# Task data start
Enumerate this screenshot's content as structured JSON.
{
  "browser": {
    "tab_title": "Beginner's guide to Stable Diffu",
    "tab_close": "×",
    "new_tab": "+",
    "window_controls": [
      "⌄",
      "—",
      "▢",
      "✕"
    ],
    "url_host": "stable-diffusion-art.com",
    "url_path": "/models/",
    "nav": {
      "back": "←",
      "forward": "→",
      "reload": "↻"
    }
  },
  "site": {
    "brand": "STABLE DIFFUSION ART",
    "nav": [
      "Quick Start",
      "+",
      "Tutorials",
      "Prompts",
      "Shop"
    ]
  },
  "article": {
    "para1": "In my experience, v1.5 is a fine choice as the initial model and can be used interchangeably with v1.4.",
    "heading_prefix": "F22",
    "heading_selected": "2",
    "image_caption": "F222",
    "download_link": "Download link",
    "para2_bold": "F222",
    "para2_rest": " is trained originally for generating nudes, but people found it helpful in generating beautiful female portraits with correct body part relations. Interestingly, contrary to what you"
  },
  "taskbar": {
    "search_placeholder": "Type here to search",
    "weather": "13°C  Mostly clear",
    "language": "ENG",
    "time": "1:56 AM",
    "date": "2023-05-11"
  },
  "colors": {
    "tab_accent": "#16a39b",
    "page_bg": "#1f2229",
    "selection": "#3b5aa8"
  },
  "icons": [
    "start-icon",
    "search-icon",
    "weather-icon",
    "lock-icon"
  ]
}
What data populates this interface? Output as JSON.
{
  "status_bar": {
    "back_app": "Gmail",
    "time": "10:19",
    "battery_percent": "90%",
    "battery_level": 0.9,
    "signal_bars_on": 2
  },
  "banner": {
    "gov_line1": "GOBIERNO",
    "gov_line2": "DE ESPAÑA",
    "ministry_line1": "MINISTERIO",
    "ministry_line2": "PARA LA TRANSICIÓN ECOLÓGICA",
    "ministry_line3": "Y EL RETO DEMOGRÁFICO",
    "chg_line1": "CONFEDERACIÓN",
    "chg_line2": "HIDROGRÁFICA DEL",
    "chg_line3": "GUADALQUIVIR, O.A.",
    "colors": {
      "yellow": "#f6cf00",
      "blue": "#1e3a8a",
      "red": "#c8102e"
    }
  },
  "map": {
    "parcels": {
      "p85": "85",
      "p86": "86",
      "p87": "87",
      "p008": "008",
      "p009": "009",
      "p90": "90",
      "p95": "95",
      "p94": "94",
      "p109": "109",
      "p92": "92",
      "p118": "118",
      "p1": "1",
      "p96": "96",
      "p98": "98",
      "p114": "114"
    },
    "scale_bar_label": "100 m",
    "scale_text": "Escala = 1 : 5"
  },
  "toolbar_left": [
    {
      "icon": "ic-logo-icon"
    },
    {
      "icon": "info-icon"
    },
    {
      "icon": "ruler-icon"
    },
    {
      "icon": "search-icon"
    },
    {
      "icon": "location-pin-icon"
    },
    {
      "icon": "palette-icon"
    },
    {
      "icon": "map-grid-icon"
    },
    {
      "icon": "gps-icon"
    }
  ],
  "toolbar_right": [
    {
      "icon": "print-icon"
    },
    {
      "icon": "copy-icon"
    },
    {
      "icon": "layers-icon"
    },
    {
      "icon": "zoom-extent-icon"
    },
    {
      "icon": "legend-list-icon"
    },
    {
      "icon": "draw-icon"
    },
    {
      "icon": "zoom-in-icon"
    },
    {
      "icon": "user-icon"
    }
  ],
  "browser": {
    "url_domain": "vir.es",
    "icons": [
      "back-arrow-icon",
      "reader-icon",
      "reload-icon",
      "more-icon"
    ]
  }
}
# Task data end
Transcribe every entry word for word.

Expected answer:
Enumerate this screenshot's content as structured JSON.
{
  "browser": {
    "tab_title": "Beginner's guide to Stable Diffu",
    "tab_close": "×",
    "new_tab": "+",
    "window_controls": [
      "⌄",
      "—",
      "▢",
      "✕"
    ],
    "url_host": "stable-diffusion-art.com",
    "url_path": "/models/",
    "nav": {
      "back": "←",
      "forward": "→",
      "reload": "↻"
    }
  },
  "site": {
    "brand": "STABLE DIFFUSION ART",
    "nav": [
      "Quick Start",
      "+",
      "Tutorials",
      "Prompts",
      "Shop"
    ]
  },
  "article": {
    "para1": "In my experience, v1.5 is a fine choice as the initial model and can be used interchangeably with v1.4.",
    "heading_prefix": "F22",
    "heading_selected": "2",
    "image_caption": "F222",
    "download_link": "Download link",
    "para2_bold": "F222",
    "para2_rest": " is trained originally for generating nudes, but people found it helpful in generating beautiful female portraits with correct body part relations. Interestingly, contrary to what you"
  },
  "taskbar": {
    "search_placeholder": "Type here to search",
    "weather": "13°C  Mostly clear",
    "language": "ENG",
    "time": "1:56 AM",
    "date": "2023-05-11"
  },
  "colors": {
    "tab_accent": "#16a39b",
    "page_bg": "#1f2229",
    "selection": "#3b5aa8"
  },
  "icons": [
    "start-icon",
    "search-icon",
    "weather-icon",
    "lock-icon"
  ]
}
What data populates this interface? Output as JSON.
{
  "status_bar": {
    "back_app": "Gmail",
    "time": "10:19",
    "battery_percent": "90%",
    "battery_level": 0.9,
    "signal_bars_on": 2
  },
  "banner": {
    "gov_line1": "GOBIERNO",
    "gov_line2": "DE ESPAÑA",
    "ministry_line1": "MINISTERIO",
    "ministry_line2": "PARA LA TRANSICIÓN ECOLÓGICA",
    "ministry_line3": "Y EL RETO DEMOGRÁFICO",
    "chg_line1": "CONFEDERACIÓN",
    "chg_line2": "HIDROGRÁFICA DEL",
    "chg_line3": "GUADALQUIVIR, O.A.",
    "colors": {
      "yellow": "#f6cf00",
      "blue": "#1e3a8a",
      "red": "#c8102e"
    }
  },
  "map": {
    "parcels": {
      "p85": "85",
      "p86": "86",
      "p87": "87",
      "p008": "008",
      "p009": "009",
      "p90": "90",
      "p95": "95",
      "p94": "94",
      "p109": "109",
      "p92": "92",
      "p118": "118",
      "p1": "1",
      "p96": "96",
      "p98": "98",
      "p114": "114"
    },
    "scale_bar_label": "100 m",
    "scale_text": "Escala = 1 : 5"
  },
  "toolbar_left": [
    {
      "icon": "ic-logo-icon"
    },
    {
      "icon": "info-icon"
    },
    {
      "icon": "ruler-icon"
    },
    {
      "icon": "search-icon"
    },
    {
      "icon": "location-pin-icon"
    },
    {
      "icon": "palette-icon"
    },
    {
      "icon": "map-grid-icon"
    },
    {
      "icon": "gps-icon"
    }
  ],
  "toolbar_right": [
    {
      "icon": "print-icon"
    },
    {
      "icon": "copy-icon"
    },
    {
      "icon": "layers-icon"
    },
    {
      "icon": "zoom-extent-icon"
    },
    {
      "icon": "legend-list-icon"
    },
    {
      "icon": "draw-icon"
    },
    {
      "icon": "zoom-in-icon"
    },
    {
      "icon": "user-icon"
    }
  ],
  "browser": {
    "url_domain": "vir.es",
    "icons": [
      "back-arrow-icon",
      "reader-icon",
      "reload-icon",
      "more-icon"
    ]
  }
}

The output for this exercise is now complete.